Excerpted records:

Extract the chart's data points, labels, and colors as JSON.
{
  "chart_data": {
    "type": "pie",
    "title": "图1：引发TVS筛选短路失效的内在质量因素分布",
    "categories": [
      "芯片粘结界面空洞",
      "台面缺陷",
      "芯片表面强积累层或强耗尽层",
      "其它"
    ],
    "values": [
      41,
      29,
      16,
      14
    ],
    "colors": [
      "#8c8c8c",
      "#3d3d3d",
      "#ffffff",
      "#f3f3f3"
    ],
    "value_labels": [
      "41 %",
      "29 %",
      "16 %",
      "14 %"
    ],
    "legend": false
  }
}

---

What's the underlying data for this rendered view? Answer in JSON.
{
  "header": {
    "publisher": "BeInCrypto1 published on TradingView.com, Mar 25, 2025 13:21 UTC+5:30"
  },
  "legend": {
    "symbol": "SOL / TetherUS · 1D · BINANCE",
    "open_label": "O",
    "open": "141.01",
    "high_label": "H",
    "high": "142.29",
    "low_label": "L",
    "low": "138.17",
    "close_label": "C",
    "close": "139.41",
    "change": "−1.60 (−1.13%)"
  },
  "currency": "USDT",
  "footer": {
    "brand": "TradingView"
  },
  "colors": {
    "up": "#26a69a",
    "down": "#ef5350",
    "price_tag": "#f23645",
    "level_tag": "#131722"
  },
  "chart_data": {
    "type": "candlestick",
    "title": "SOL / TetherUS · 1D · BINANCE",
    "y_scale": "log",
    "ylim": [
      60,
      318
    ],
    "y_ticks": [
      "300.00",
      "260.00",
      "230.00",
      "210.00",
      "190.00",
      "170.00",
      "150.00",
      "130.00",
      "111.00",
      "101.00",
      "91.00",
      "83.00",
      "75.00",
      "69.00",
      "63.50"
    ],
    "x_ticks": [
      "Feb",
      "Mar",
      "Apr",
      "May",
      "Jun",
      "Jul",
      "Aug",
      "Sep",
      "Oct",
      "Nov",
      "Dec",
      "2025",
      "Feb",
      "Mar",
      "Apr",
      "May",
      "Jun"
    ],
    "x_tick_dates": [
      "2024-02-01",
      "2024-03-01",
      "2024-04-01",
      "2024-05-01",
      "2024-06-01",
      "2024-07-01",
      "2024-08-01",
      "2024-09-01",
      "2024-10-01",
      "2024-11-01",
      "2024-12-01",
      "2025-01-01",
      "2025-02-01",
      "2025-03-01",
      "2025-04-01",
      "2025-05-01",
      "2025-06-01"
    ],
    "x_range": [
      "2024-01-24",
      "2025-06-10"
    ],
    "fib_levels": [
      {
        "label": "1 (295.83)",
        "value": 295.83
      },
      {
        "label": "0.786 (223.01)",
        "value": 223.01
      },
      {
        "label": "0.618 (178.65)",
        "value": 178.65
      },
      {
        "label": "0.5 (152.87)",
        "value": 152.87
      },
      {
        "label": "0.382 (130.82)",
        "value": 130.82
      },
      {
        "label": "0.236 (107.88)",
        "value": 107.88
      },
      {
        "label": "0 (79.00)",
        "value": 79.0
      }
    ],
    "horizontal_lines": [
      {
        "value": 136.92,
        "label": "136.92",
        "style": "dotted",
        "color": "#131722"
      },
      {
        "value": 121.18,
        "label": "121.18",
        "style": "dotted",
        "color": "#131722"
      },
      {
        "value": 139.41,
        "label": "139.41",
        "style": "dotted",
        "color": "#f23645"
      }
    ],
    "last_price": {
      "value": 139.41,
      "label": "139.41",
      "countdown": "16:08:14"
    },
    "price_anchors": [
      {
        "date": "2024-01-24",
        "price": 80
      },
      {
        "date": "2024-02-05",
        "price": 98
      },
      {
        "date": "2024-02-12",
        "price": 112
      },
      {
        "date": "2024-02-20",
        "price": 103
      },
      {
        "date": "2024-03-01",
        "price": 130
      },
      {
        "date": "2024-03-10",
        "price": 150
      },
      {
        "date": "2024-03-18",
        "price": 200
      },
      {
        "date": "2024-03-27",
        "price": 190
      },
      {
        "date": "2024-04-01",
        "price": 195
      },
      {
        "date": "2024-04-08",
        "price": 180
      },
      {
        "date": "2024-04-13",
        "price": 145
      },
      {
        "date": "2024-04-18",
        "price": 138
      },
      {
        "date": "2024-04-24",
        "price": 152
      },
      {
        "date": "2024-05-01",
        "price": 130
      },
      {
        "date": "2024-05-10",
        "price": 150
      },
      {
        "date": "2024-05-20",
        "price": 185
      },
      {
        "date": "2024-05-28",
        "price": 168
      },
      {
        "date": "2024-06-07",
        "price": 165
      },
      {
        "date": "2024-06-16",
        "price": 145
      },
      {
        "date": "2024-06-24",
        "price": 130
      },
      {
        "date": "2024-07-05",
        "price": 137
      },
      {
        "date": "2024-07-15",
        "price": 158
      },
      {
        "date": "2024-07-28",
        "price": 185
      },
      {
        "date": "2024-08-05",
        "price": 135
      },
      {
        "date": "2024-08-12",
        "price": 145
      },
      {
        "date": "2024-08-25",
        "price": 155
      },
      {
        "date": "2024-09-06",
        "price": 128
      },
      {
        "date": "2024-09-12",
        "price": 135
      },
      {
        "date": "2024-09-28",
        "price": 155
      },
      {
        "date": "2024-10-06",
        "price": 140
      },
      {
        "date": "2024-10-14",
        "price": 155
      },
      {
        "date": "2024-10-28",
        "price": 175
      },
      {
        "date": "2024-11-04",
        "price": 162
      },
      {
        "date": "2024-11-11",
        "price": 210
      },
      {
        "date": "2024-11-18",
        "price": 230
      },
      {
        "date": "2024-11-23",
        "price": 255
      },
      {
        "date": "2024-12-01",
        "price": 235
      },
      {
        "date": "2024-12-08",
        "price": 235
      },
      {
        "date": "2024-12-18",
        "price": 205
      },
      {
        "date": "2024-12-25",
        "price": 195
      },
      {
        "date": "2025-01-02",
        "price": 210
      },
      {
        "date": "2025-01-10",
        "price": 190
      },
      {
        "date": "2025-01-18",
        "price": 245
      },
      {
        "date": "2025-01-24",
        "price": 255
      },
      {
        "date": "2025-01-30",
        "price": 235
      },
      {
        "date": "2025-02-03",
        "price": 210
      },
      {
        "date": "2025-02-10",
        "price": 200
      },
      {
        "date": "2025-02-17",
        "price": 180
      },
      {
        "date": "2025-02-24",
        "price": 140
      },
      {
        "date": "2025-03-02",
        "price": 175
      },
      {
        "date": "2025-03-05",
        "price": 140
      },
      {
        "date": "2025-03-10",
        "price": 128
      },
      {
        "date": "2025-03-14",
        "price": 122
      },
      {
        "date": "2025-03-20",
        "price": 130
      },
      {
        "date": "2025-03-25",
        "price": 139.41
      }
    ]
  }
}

* * *

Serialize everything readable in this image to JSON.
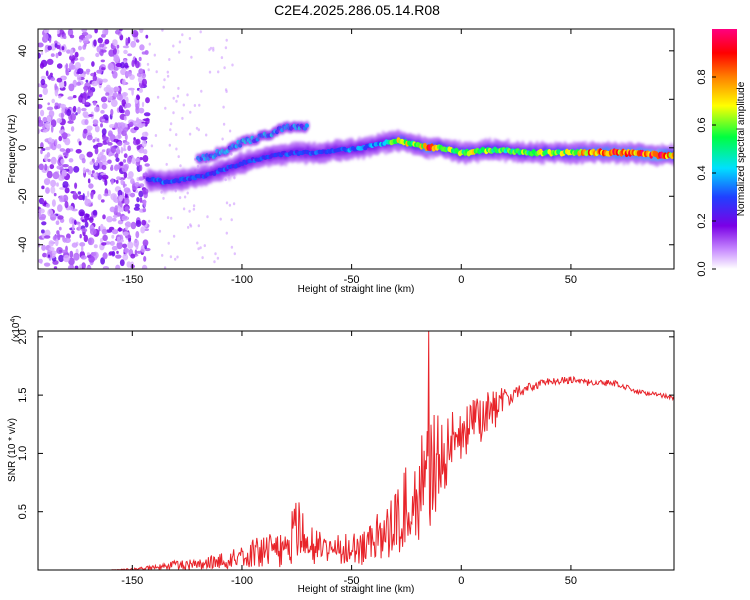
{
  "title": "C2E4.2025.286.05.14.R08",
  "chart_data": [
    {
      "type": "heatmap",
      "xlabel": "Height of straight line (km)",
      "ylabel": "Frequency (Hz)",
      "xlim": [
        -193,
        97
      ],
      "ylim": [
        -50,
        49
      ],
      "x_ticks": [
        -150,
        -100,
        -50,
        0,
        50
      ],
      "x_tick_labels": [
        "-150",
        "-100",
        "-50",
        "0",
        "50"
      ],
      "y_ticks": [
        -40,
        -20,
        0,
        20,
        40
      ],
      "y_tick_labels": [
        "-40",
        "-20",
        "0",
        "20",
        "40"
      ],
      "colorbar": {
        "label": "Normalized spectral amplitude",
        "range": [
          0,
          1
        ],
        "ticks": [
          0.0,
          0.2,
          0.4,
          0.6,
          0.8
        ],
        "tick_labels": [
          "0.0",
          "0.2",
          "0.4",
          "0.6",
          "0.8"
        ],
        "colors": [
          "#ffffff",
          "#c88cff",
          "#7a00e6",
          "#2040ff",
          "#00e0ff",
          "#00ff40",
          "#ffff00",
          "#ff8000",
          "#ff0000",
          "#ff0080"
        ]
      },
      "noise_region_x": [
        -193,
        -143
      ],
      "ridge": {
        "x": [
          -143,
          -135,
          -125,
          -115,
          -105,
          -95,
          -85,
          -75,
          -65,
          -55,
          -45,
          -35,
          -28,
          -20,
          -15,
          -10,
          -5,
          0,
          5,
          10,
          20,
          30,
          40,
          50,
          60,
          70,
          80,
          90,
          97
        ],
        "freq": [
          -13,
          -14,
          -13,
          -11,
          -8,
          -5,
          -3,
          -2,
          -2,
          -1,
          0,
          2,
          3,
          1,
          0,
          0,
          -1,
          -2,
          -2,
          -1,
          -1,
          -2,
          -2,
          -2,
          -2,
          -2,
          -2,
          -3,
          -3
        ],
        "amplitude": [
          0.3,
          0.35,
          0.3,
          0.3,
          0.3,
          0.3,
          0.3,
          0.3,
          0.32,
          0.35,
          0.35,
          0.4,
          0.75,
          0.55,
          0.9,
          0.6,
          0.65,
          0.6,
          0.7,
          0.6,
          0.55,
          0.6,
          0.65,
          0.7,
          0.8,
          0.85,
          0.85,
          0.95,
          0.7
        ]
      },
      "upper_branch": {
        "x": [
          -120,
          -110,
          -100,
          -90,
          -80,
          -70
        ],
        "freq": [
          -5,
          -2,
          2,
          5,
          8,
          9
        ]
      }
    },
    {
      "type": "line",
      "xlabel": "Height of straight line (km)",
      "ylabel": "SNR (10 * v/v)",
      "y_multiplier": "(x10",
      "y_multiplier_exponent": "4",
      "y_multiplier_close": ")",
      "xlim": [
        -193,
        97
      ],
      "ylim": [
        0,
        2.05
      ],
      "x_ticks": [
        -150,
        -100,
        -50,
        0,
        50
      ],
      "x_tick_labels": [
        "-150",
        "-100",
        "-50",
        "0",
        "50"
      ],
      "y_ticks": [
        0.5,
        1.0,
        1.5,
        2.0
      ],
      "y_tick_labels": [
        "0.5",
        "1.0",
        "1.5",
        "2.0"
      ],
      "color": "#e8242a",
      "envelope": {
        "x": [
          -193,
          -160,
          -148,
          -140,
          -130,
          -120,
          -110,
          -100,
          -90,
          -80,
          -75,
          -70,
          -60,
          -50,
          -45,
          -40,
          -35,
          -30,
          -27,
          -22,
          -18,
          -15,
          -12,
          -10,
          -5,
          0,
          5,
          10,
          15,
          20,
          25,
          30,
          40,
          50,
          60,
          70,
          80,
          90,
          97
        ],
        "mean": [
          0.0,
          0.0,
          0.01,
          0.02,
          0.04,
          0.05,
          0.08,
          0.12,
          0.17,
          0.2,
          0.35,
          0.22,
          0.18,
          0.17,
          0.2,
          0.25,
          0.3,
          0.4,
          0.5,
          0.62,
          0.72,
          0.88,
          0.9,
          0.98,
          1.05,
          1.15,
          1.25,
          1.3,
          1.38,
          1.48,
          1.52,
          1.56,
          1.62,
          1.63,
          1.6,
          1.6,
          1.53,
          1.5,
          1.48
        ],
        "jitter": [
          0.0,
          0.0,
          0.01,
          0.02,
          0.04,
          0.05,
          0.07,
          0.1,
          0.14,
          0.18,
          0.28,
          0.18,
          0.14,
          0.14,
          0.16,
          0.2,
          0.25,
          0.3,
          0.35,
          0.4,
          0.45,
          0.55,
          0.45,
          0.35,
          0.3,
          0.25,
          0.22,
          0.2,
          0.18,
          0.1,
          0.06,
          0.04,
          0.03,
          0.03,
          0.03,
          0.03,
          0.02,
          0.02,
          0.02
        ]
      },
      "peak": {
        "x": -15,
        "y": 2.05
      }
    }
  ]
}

Exercise:
Using the listing, say how many lines include the word "amplitude", and add nothing else.

Solution to this problem:
2